== THE DATA

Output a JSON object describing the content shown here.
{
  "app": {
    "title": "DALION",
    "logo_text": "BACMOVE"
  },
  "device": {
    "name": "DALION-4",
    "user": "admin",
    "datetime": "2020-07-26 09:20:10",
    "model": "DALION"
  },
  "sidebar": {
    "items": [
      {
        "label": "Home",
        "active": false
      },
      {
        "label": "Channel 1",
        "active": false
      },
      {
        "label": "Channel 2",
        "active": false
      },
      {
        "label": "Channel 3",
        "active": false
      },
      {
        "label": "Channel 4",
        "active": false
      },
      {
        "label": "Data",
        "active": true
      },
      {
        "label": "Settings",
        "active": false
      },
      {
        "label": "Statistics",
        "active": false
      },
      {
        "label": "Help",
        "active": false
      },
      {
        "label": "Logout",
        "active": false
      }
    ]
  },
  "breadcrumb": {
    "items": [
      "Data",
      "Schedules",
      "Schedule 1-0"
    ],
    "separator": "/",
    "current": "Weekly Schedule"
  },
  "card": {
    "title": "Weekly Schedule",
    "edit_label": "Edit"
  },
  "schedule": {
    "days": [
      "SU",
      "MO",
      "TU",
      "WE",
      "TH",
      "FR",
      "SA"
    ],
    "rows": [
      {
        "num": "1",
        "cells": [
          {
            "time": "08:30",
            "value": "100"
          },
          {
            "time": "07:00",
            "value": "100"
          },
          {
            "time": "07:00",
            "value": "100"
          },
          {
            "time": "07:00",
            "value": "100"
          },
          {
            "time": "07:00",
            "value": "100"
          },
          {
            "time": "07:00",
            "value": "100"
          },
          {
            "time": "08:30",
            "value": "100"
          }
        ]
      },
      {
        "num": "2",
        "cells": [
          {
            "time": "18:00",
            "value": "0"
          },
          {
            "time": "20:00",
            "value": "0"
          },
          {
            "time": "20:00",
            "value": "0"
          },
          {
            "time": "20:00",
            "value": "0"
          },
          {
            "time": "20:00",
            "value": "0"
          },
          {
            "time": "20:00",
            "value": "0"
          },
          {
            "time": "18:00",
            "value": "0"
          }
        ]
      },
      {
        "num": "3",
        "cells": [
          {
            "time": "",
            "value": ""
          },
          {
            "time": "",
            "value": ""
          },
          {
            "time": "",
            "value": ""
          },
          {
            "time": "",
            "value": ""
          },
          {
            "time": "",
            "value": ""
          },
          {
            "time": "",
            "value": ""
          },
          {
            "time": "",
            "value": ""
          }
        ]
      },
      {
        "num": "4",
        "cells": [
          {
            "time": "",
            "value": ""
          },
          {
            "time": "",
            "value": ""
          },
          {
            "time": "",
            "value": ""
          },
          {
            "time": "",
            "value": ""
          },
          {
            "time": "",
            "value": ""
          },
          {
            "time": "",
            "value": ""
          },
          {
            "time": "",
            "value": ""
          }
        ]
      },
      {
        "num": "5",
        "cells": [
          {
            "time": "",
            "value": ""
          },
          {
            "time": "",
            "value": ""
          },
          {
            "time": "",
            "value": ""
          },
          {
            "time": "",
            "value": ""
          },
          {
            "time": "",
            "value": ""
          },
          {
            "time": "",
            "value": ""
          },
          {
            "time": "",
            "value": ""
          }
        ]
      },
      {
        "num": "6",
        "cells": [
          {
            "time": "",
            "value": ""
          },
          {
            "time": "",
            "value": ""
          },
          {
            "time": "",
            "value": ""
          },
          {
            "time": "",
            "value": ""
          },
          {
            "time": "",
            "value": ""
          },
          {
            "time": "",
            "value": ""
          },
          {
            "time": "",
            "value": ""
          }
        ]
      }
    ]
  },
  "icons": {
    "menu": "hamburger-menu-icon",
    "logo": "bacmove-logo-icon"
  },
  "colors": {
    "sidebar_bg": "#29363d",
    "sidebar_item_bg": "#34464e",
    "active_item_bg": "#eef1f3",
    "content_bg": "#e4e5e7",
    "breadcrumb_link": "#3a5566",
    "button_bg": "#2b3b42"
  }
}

====

## WORK TO DO
In the entries above, find each line with the string "Channel" and copy it.

## TASK RESPONSE
        "label": "Channel 1",
        "label": "Channel 2",
        "label": "Channel 3",
        "label": "Channel 4",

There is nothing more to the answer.